* [Do this] Where a line of the material contains the string "plot", copy that line.
## start Dataset
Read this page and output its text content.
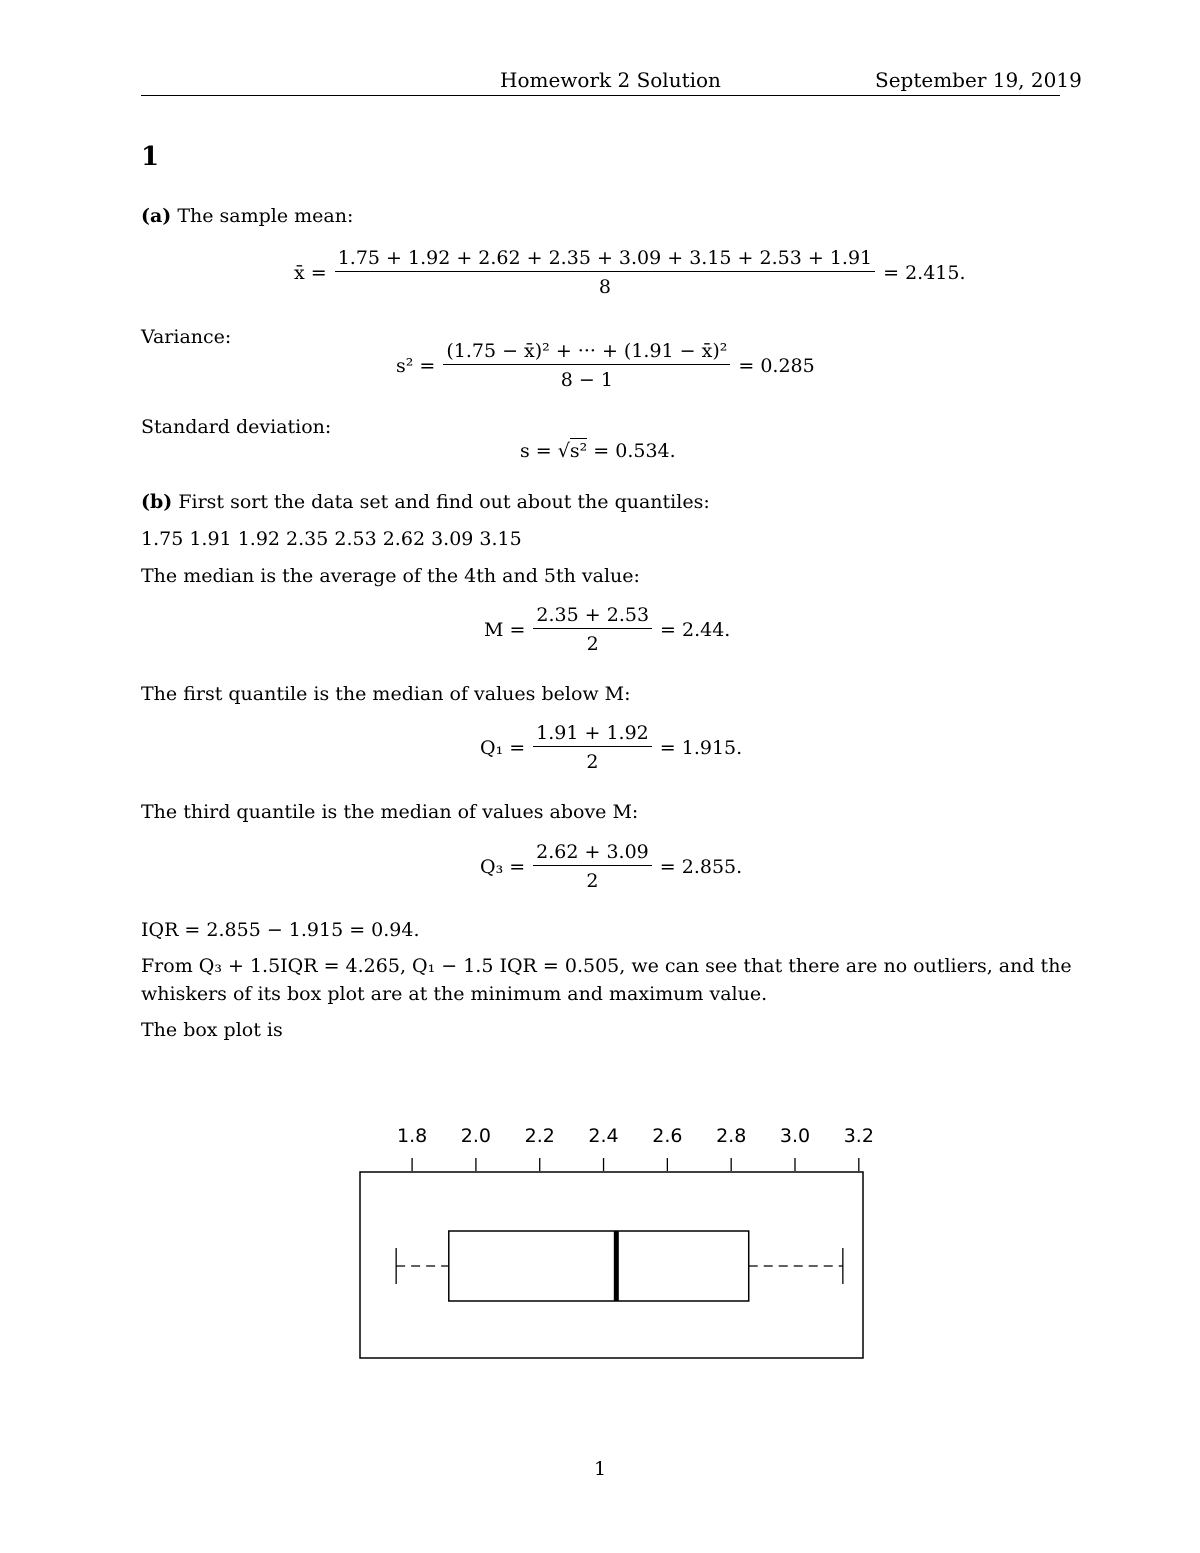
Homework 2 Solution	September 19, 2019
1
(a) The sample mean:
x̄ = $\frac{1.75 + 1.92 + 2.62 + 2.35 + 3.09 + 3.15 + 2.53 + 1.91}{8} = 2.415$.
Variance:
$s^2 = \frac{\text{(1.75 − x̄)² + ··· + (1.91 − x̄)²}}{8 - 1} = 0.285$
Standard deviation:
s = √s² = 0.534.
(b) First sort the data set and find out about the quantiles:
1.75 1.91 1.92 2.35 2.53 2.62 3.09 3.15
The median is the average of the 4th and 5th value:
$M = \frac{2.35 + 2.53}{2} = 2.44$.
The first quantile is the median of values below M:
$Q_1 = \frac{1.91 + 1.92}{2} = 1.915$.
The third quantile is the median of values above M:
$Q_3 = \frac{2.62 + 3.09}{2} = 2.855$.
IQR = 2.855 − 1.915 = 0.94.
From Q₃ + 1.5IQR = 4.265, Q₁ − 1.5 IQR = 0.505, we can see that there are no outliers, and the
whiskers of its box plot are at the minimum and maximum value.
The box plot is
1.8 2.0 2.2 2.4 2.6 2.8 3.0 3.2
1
## end Dataset
## start Dataset
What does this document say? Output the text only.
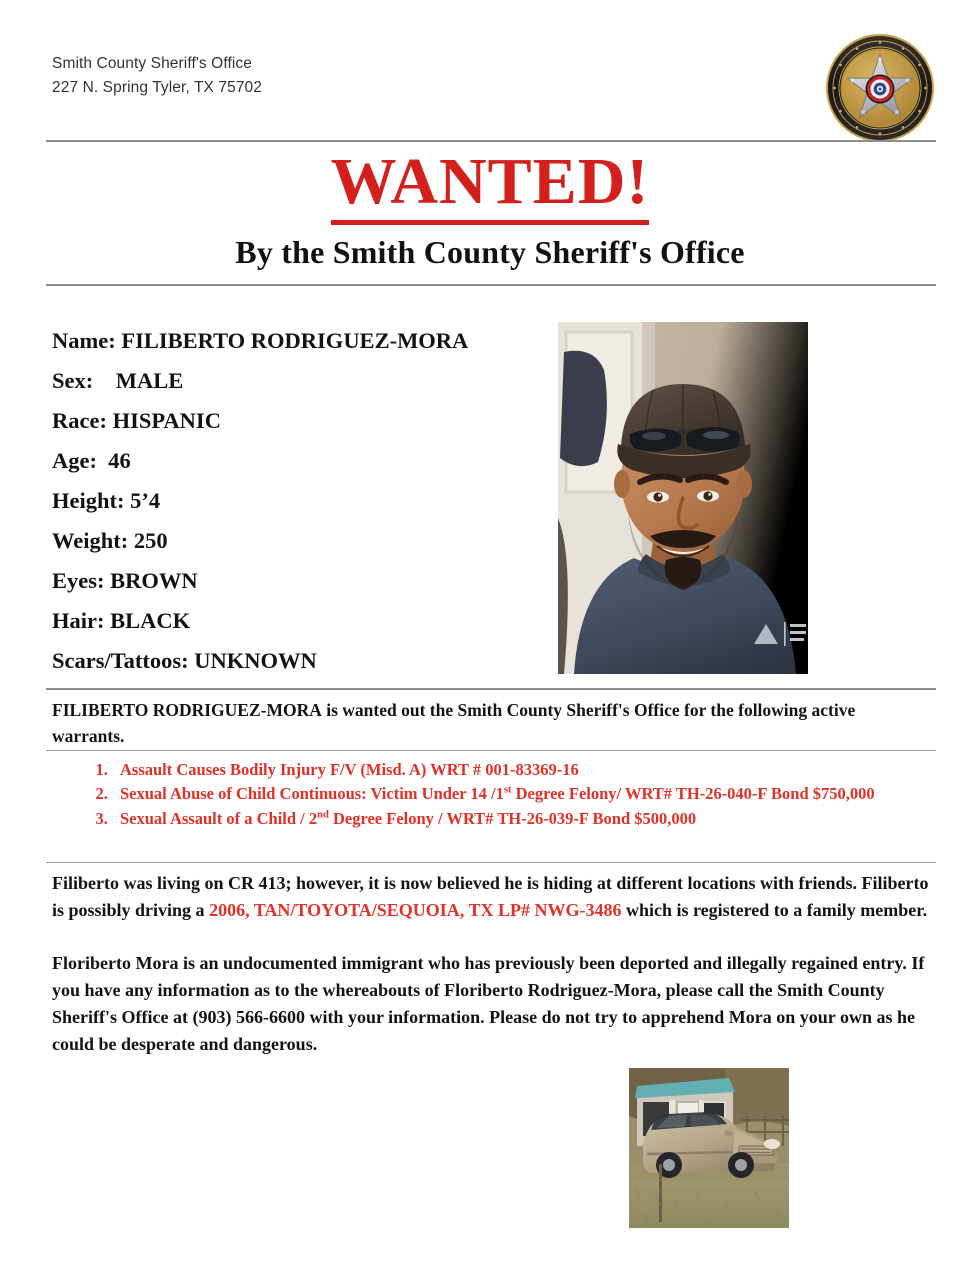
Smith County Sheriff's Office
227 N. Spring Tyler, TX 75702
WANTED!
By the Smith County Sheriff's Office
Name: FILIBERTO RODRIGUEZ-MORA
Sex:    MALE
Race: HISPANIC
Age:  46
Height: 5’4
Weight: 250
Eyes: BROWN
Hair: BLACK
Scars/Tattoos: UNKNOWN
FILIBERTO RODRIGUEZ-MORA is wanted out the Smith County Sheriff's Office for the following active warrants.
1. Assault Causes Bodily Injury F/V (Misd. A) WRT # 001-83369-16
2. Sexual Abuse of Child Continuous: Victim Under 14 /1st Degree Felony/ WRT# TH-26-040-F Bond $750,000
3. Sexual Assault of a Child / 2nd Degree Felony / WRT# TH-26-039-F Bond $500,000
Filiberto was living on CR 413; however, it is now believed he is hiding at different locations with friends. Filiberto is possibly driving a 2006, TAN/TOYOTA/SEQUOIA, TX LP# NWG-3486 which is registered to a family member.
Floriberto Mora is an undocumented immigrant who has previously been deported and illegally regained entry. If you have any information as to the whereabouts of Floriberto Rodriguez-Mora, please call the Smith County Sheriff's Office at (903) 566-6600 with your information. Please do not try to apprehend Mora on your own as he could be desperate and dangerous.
## end Dataset
## start Dataset
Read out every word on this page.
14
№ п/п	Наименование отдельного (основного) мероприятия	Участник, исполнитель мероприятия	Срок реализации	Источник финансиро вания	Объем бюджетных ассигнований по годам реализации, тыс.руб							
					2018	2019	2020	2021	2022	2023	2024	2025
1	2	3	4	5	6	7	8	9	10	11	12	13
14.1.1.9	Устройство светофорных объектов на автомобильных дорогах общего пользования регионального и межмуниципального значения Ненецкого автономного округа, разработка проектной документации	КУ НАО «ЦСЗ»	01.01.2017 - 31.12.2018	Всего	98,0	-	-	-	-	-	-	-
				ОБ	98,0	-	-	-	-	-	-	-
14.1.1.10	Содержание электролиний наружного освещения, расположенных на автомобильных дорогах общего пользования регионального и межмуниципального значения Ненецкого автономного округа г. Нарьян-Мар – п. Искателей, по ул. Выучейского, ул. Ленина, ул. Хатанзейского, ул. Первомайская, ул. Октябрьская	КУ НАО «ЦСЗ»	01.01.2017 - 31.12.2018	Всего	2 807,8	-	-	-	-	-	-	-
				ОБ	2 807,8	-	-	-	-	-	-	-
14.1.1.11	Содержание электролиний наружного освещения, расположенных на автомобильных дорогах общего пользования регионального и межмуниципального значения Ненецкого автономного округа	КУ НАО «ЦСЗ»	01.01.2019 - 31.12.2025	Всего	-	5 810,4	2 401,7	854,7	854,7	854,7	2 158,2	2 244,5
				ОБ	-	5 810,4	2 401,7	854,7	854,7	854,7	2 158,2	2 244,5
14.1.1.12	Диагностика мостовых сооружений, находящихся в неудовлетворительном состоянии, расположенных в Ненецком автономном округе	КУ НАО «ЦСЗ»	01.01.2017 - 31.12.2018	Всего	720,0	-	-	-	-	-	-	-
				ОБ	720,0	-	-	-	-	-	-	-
## end Dataset
* [Solved exercise]
whiskers of its box plot are at the minimum and maximum value.
The box plot is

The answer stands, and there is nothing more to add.